[Chart and figure data]

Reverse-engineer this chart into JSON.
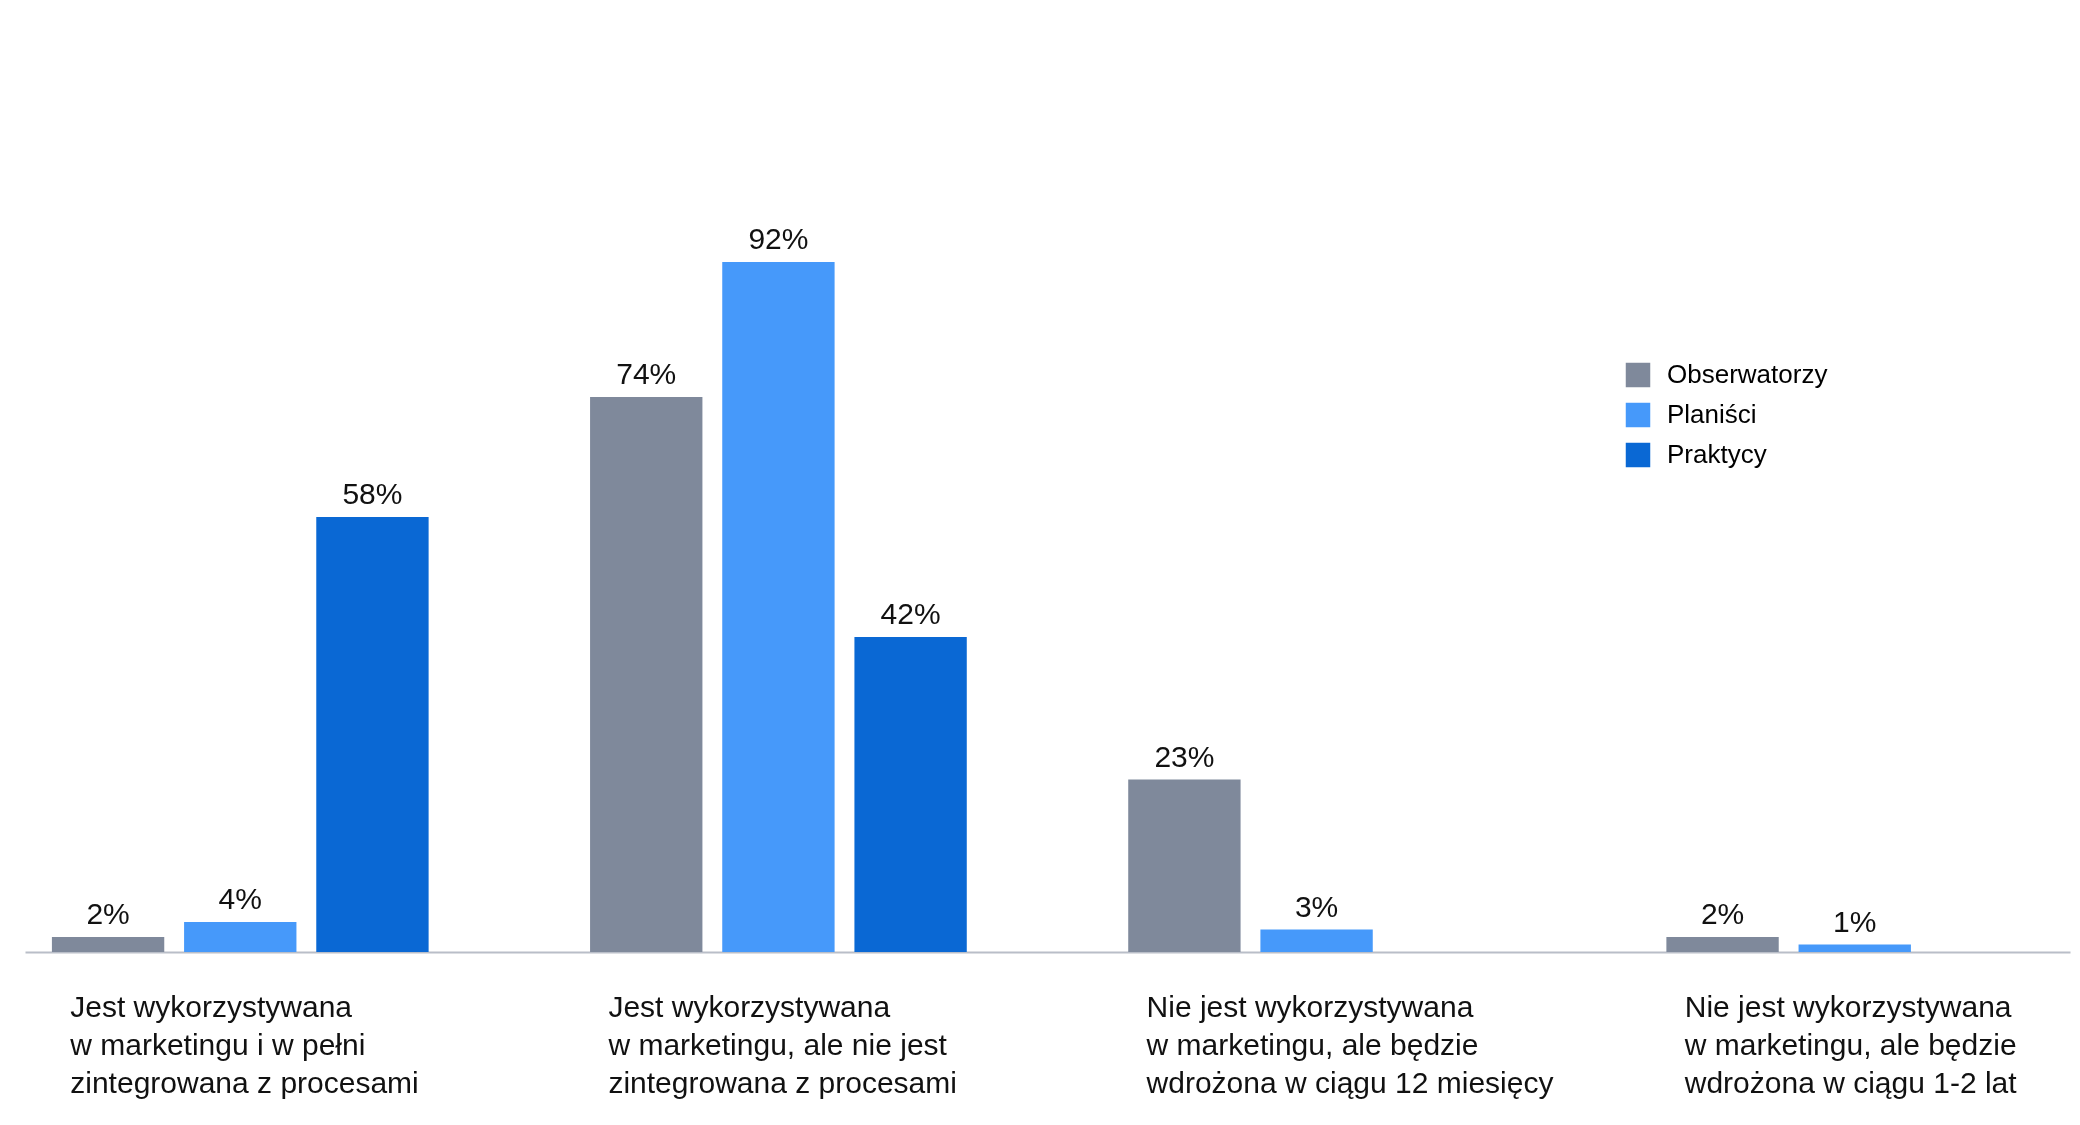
{
  "chart_data": {
    "type": "bar",
    "categories": [
      "Jest wykorzystywana\nw marketingu i w pełni\nzintegrowana z procesami",
      "Jest wykorzystywana\nw marketingu, ale nie jest\nzintegrowana z procesami",
      "Nie jest wykorzystywana\nw marketingu, ale będzie\nwdrożona w ciągu 12 miesięcy",
      "Nie jest wykorzystywana\nw marketingu, ale będzie\nwdrożona w ciągu 1-2 lat"
    ],
    "series": [
      {
        "name": "Obserwatorzy",
        "color": "#7f899b",
        "values": [
          2,
          74,
          23,
          2
        ],
        "value_labels": [
          "2%",
          "74%",
          "23%",
          "2%"
        ]
      },
      {
        "name": "Planiści",
        "color": "#4699fa",
        "values": [
          4,
          92,
          3,
          1
        ],
        "value_labels": [
          "4%",
          "92%",
          "3%",
          "1%"
        ]
      },
      {
        "name": "Praktycy",
        "color": "#0a68d4",
        "values": [
          58,
          42,
          null,
          null
        ],
        "value_labels": [
          "58%",
          "42%",
          null,
          null
        ]
      }
    ],
    "legend": "top right"
  }
}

> _EXERCISE_
In the records above, how many lines contain the word "name"? Give the number alone.

> _TASK OUTPUT_
3